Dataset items
----

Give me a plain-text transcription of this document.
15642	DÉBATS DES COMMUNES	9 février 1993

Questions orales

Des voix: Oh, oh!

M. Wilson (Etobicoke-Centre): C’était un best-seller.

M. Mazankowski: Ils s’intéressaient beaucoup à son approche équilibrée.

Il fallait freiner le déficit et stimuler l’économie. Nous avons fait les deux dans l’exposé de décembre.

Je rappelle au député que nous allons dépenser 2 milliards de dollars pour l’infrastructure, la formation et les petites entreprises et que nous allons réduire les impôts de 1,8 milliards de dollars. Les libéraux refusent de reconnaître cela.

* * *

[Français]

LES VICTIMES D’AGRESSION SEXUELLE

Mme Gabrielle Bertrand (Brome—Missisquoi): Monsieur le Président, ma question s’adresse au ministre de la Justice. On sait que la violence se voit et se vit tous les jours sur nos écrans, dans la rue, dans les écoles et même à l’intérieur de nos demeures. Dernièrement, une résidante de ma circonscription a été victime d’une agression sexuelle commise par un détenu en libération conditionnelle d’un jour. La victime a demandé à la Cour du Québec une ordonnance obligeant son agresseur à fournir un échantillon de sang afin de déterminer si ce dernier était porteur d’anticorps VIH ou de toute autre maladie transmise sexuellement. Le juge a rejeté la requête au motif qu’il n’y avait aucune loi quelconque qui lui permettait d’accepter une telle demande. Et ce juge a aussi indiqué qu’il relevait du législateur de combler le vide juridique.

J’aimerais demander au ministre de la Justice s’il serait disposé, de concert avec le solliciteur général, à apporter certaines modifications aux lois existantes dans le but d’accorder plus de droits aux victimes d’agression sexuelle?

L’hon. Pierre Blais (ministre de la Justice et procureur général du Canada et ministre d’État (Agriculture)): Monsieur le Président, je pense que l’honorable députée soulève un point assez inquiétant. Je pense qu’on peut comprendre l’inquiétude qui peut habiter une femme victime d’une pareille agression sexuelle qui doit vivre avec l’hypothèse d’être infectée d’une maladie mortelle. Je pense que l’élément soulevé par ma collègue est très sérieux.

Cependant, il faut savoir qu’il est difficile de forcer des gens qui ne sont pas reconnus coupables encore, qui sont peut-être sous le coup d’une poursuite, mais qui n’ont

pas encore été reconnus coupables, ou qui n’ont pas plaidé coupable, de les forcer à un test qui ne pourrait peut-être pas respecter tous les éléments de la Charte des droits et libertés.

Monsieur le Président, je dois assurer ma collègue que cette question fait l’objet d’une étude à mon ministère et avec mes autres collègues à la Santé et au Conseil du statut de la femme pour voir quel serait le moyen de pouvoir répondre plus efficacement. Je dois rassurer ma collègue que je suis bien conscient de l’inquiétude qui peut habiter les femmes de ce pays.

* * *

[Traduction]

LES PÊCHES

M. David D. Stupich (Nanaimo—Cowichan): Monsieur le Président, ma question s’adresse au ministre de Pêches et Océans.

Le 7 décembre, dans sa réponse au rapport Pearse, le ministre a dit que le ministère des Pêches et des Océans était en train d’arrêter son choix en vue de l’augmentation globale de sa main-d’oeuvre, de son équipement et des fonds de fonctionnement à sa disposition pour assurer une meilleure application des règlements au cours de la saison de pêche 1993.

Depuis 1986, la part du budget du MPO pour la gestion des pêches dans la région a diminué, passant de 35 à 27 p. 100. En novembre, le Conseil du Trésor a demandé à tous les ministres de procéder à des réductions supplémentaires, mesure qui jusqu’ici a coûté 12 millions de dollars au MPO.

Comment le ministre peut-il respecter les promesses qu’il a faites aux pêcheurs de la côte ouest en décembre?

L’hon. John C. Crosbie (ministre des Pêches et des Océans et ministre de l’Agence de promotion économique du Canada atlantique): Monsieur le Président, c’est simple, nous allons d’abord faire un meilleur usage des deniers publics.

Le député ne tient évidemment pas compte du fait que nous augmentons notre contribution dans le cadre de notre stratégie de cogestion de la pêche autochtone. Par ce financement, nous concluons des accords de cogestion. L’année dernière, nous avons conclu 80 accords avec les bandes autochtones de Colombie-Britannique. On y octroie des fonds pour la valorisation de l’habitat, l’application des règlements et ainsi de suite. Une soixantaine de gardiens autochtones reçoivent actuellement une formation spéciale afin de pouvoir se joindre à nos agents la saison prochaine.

----

● **Written request**
Give the entries once more, exactly as they appear.

● **Response**
Give me a plain-text transcription of this document.
15642	DÉBATS DES COMMUNES	9 février 1993

Questions orales

Des voix: Oh, oh!

M. Wilson (Etobicoke-Centre): C’était un best-seller.

M. Mazankowski: Ils s’intéressaient beaucoup à son approche équilibrée.

Il fallait freiner le déficit et stimuler l’économie. Nous avons fait les deux dans l’exposé de décembre.

Je rappelle au député que nous allons dépenser 2 milliards de dollars pour l’infrastructure, la formation et les petites entreprises et que nous allons réduire les impôts de 1,8 milliards de dollars. Les libéraux refusent de reconnaître cela.

* * *

[Français]

LES VICTIMES D’AGRESSION SEXUELLE

Mme Gabrielle Bertrand (Brome—Missisquoi): Monsieur le Président, ma question s’adresse au ministre de la Justice. On sait que la violence se voit et se vit tous les jours sur nos écrans, dans la rue, dans les écoles et même à l’intérieur de nos demeures. Dernièrement, une résidante de ma circonscription a été victime d’une agression sexuelle commise par un détenu en libération conditionnelle d’un jour. La victime a demandé à la Cour du Québec une ordonnance obligeant son agresseur à fournir un échantillon de sang afin de déterminer si ce dernier était porteur d’anticorps VIH ou de toute autre maladie transmise sexuellement. Le juge a rejeté la requête au motif qu’il n’y avait aucune loi quelconque qui lui permettait d’accepter une telle demande. Et ce juge a aussi indiqué qu’il relevait du législateur de combler le vide juridique.

J’aimerais demander au ministre de la Justice s’il serait disposé, de concert avec le solliciteur général, à apporter certaines modifications aux lois existantes dans le but d’accorder plus de droits aux victimes d’agression sexuelle?

L’hon. Pierre Blais (ministre de la Justice et procureur général du Canada et ministre d’État (Agriculture)): Monsieur le Président, je pense que l’honorable députée soulève un point assez inquiétant. Je pense qu’on peut comprendre l’inquiétude qui peut habiter une femme victime d’une pareille agression sexuelle qui doit vivre avec l’hypothèse d’être infectée d’une maladie mortelle. Je pense que l’élément soulevé par ma collègue est très sérieux.

Cependant, il faut savoir qu’il est difficile de forcer des gens qui ne sont pas reconnus coupables encore, qui sont peut-être sous le coup d’une poursuite, mais qui n’ont

pas encore été reconnus coupables, ou qui n’ont pas plaidé coupable, de les forcer à un test qui ne pourrait peut-être pas respecter tous les éléments de la Charte des droits et libertés.

Monsieur le Président, je dois assurer ma collègue que cette question fait l’objet d’une étude à mon ministère et avec mes autres collègues à la Santé et au Conseil du statut de la femme pour voir quel serait le moyen de pouvoir répondre plus efficacement. Je dois rassurer ma collègue que je suis bien conscient de l’inquiétude qui peut habiter les femmes de ce pays.

* * *

[Traduction]

LES PÊCHES

M. David D. Stupich (Nanaimo—Cowichan): Monsieur le Président, ma question s’adresse au ministre de Pêches et Océans.

Le 7 décembre, dans sa réponse au rapport Pearse, le ministre a dit que le ministère des Pêches et des Océans était en train d’arrêter son choix en vue de l’augmentation globale de sa main-d’oeuvre, de son équipement et des fonds de fonctionnement à sa disposition pour assurer une meilleure application des règlements au cours de la saison de pêche 1993.

Depuis 1986, la part du budget du MPO pour la gestion des pêches dans la région a diminué, passant de 35 à 27 p. 100. En novembre, le Conseil du Trésor a demandé à tous les ministres de procéder à des réductions supplémentaires, mesure qui jusqu’ici a coûté 12 millions de dollars au MPO.

Comment le ministre peut-il respecter les promesses qu’il a faites aux pêcheurs de la côte ouest en décembre?

L’hon. John C. Crosbie (ministre des Pêches et des Océans et ministre de l’Agence de promotion économique du Canada atlantique): Monsieur le Président, c’est simple, nous allons d’abord faire un meilleur usage des deniers publics.

Le député ne tient évidemment pas compte du fait que nous augmentons notre contribution dans le cadre de notre stratégie de cogestion de la pêche autochtone. Par ce financement, nous concluons des accords de cogestion. L’année dernière, nous avons conclu 80 accords avec les bandes autochtones de Colombie-Britannique. On y octroie des fonds pour la valorisation de l’habitat, l’application des règlements et ainsi de suite. Une soixantaine de gardiens autochtones reçoivent actuellement une formation spéciale afin de pouvoir se joindre à nos agents la saison prochaine.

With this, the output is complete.